STATED TASK: Of all the lines in this data, how many include "document"? Respond with the number only.

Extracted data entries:
§ §

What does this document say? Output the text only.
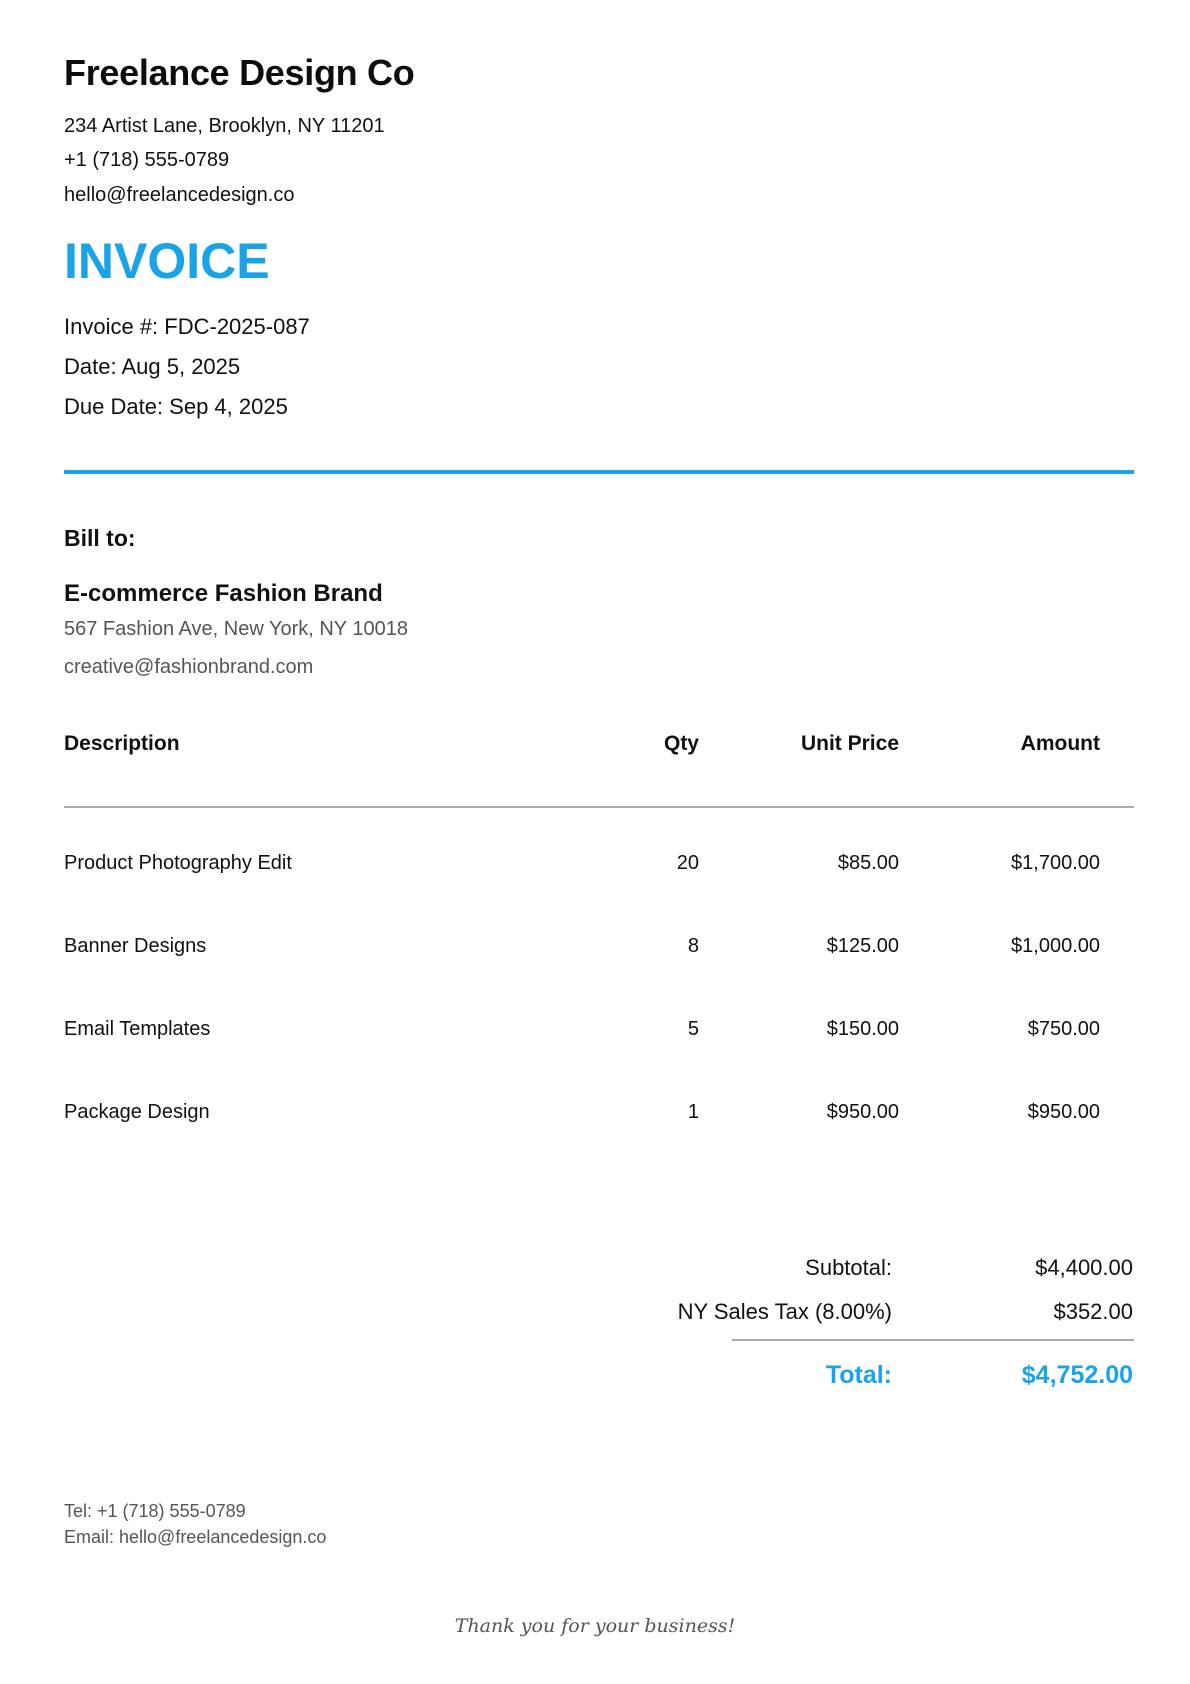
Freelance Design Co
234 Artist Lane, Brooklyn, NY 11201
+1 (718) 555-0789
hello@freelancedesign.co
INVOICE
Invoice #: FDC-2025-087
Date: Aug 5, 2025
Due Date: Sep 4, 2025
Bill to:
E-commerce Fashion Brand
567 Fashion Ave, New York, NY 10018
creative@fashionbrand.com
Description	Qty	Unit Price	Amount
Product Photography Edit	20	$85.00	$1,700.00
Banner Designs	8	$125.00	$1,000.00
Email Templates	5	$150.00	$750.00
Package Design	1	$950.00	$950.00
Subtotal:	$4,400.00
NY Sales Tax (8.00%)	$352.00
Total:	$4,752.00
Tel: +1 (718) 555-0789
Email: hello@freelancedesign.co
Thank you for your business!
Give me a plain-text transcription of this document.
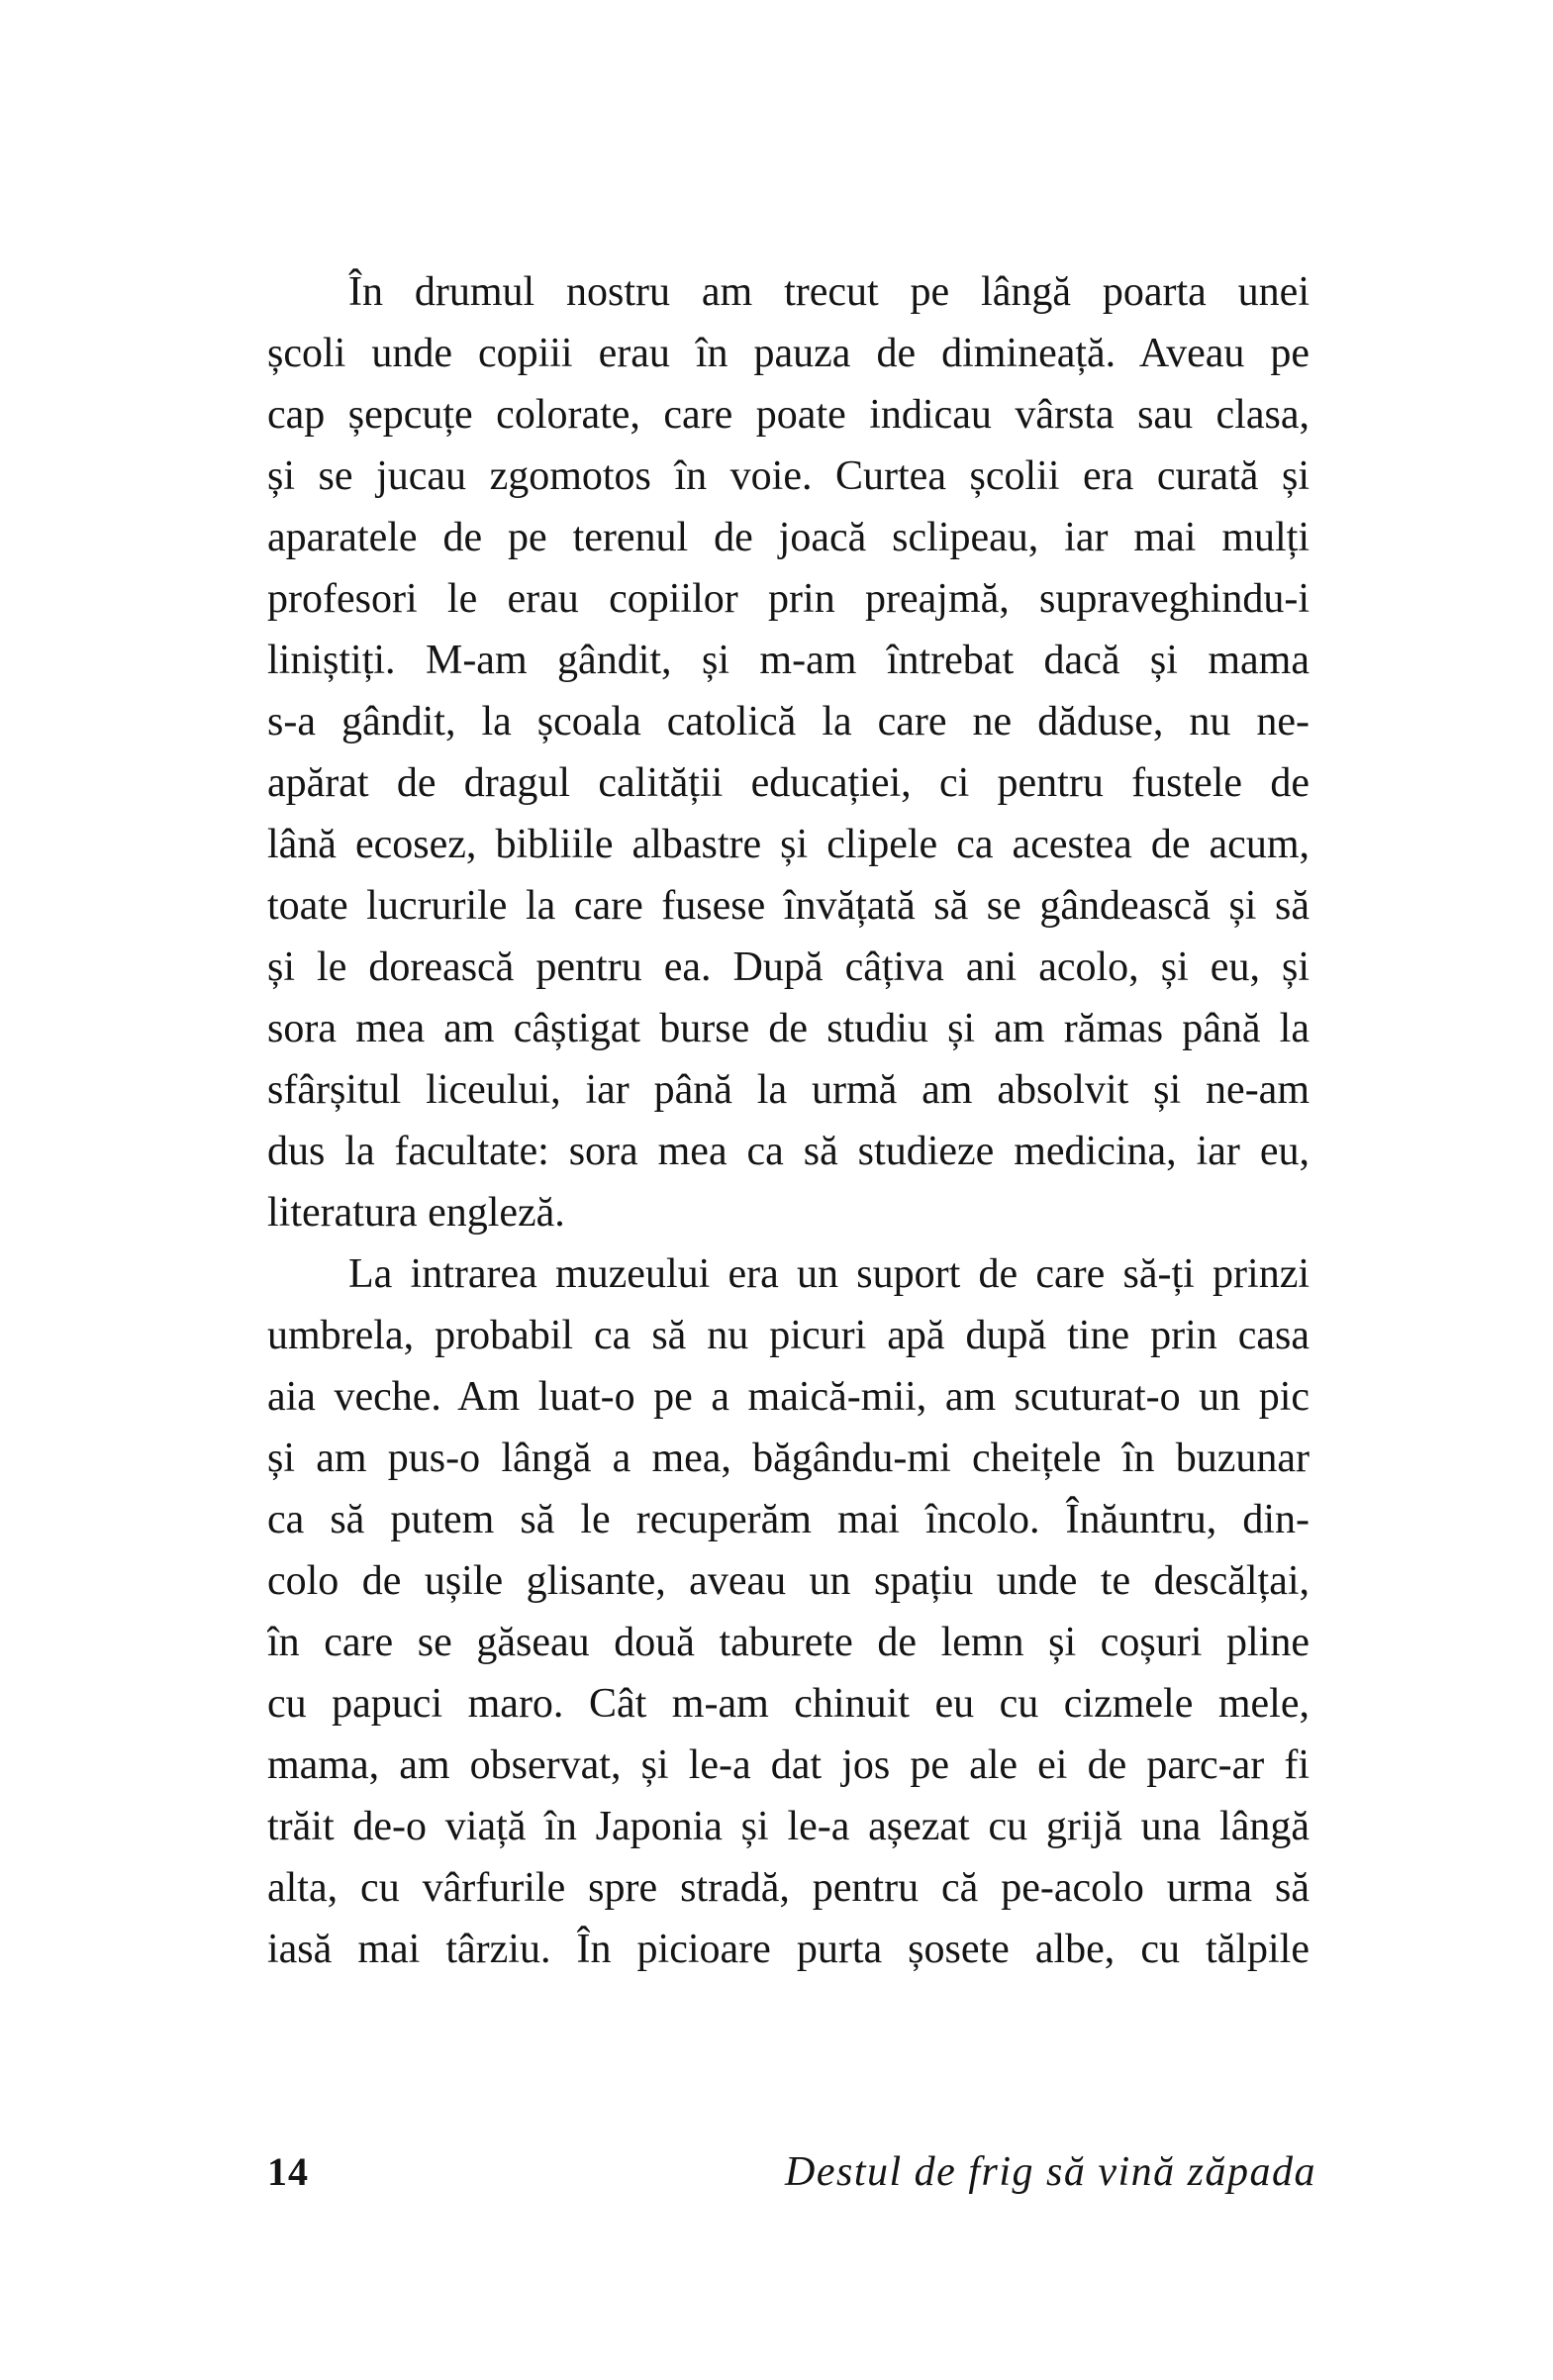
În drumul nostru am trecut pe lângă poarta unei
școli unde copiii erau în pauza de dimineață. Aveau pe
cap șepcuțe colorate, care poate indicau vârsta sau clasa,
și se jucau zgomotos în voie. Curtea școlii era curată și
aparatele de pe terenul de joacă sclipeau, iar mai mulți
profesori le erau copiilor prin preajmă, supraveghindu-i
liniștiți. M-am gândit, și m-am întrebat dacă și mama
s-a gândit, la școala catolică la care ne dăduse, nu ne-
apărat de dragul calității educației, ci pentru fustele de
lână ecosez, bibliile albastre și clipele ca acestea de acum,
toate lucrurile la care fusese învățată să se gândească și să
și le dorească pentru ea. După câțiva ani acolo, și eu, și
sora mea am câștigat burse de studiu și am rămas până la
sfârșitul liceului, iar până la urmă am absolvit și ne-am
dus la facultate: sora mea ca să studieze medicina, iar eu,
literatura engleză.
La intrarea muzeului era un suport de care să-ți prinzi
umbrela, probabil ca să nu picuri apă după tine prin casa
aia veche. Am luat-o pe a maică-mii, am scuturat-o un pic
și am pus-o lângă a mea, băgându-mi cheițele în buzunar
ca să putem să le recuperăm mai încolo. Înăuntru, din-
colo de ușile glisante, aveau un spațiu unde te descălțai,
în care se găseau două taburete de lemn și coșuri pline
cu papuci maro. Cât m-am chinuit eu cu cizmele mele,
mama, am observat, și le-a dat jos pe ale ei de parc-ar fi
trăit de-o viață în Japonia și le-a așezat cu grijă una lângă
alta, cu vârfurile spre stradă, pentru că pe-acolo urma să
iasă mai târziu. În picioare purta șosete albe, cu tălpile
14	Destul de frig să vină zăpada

§ §

RESULT OF THIS TASK: 2